- Given problem A: List every line of the listing below that contains the string "currency", with case counting.

From: Shaohua Li <shli@kernel.org>
To: linux-raid@vger.kernel.org
Cc: neilb@suse.de
Subject: [RFC]raid5: adjust operation order of handle_stripe
Date: Mon, 12 May 2014 09:16:59 +0800 [thread overview]
Message-ID: <20140512011659.GA13135@kernel.org> (raw)
For a full stripe write, the ideal operation order is handle_stripe_dirtying(),
raid_run_ops(), set R5_Wantwrite bit, and ops_run_io(). In this way, one
handle_stripe() will dispatch IO for the stripe, otherwise there are more extra
rounds of handle_stripe(). In a high speed raid5 array, handle_stripe()
consumes considered cpu time. Reducing its overhead has around 10% performance
boost.
This patch makes handle_stripe() operations follow the ideal order. It also
moves handle_stripe_clean_event() up, as it handles completed stripe. And if I
don't change handle_stripe_clean_event() order, I saw some states confused with
other changes.
Signed-off-by: Shaohua Li <shli@fusionio.com>
---
drivers/md/raid5.c | 39 +++++++++++++++++++++------------------
1 file changed, 21 insertions(+), 18 deletions(-)
Index: linux/drivers/md/raid5.c
===================================================================
--- linux.orig/drivers/md/raid5.c 2014-05-06 17:19:13.868225752 +0800
+++ linux/drivers/md/raid5.c 2014-05-06 17:20:25.367326852 +0800
@@ -1633,7 +1633,7 @@ static void ops_run_check_pq(struct stri
&sh->ops.zero_sum_result, percpu->spare_page, &submit);
}
-static void raid_run_ops(struct stripe_head *sh, unsigned long ops_request)

- Given problem B: According to the raid5 patch message, about how much performance boost comes from reducing the overhead of handle_stripe()?

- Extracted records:
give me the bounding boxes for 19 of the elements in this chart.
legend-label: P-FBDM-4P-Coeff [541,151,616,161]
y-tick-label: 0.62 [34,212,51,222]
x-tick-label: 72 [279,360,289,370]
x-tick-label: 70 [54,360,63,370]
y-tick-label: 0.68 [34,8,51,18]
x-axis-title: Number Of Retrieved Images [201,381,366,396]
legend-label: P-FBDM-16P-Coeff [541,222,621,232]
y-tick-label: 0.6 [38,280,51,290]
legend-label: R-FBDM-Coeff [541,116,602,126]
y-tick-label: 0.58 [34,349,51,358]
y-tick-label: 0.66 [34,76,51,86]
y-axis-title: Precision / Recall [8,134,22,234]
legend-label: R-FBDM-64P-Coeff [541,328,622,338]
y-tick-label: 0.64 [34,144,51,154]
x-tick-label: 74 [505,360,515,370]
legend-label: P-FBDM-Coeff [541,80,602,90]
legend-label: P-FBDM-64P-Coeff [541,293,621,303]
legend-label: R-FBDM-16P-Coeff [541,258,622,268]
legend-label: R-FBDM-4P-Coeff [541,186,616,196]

---

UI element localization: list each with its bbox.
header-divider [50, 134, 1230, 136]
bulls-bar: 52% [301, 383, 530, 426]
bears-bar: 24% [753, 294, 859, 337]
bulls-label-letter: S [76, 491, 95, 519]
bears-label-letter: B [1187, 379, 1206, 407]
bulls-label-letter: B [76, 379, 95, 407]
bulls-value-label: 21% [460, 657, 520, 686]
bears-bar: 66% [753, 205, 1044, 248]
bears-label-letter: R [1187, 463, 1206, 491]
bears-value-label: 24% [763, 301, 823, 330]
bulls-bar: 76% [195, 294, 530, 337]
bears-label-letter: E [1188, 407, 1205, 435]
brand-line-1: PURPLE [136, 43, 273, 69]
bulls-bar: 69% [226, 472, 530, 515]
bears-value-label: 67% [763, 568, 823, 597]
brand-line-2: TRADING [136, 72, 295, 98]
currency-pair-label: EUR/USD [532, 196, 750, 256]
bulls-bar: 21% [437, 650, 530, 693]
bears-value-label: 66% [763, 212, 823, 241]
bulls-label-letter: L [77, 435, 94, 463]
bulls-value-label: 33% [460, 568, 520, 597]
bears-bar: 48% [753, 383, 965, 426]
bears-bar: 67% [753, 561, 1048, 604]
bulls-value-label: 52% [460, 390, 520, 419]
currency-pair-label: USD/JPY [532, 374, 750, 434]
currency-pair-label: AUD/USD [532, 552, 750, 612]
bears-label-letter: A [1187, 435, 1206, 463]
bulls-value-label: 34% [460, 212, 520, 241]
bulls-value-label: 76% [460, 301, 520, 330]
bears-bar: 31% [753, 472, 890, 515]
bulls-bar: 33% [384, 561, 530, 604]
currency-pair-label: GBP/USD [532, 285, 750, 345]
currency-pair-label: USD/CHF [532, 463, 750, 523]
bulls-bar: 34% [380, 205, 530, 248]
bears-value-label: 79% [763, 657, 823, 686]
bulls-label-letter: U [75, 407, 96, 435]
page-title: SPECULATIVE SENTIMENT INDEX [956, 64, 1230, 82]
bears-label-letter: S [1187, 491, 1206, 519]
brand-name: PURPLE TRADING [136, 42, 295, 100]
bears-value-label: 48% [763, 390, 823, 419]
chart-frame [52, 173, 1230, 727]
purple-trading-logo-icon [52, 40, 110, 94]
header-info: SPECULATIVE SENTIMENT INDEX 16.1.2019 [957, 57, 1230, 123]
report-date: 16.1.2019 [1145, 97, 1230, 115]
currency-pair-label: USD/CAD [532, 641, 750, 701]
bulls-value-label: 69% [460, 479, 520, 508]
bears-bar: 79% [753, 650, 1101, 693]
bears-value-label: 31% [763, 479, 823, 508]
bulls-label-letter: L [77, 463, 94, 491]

---

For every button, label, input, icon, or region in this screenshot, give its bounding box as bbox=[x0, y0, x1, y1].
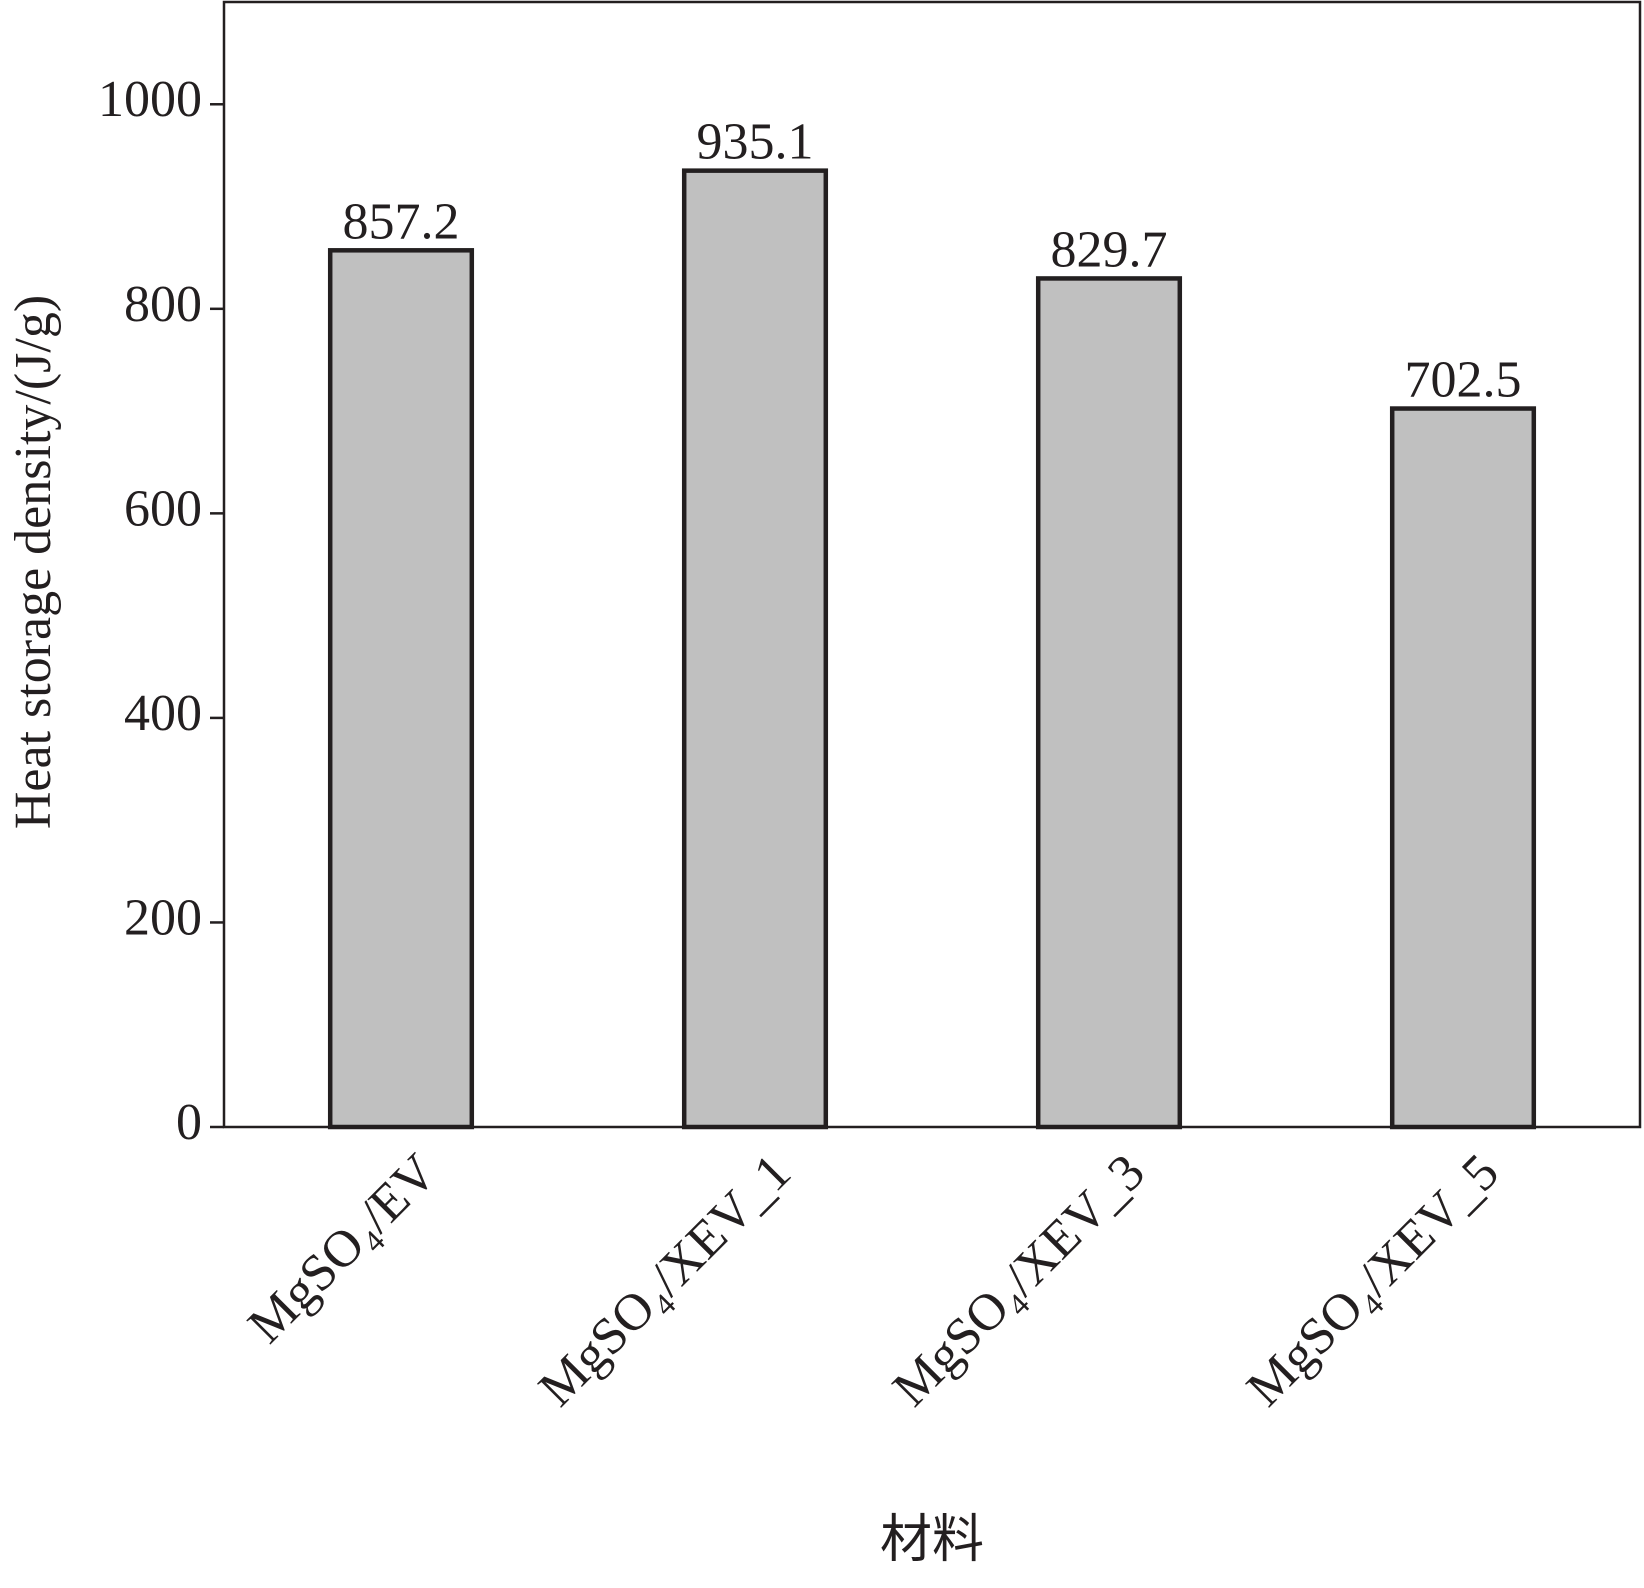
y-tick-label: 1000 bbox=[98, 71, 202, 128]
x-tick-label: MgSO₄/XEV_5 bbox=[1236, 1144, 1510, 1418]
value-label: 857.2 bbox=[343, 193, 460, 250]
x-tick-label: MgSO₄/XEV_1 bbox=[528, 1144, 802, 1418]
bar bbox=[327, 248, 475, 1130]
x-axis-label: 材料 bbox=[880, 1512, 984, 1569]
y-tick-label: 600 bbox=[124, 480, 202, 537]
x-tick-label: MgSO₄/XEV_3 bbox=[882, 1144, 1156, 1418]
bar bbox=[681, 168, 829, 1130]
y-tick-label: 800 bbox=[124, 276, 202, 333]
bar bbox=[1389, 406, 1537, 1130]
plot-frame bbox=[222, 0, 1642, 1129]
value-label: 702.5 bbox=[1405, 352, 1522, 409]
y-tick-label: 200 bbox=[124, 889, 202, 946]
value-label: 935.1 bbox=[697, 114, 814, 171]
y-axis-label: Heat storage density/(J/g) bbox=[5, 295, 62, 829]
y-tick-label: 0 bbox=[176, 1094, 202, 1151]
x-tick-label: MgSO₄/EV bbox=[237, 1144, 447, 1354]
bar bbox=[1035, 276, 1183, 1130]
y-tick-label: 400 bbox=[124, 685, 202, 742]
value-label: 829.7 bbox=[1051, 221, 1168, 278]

- Task result A:
currency-pair-label: EUR/USD [532, 196, 750, 256]
currency-pair-label: USD/JPY [532, 374, 750, 434]
currency-pair-label: AUD/USD [532, 552, 750, 612]
currency-pair-label: GBP/USD [532, 285, 750, 345]
currency-pair-label: USD/CHF [532, 463, 750, 523]
currency-pair-label: USD/CAD [532, 641, 750, 701]

- Task result B: Around 10%.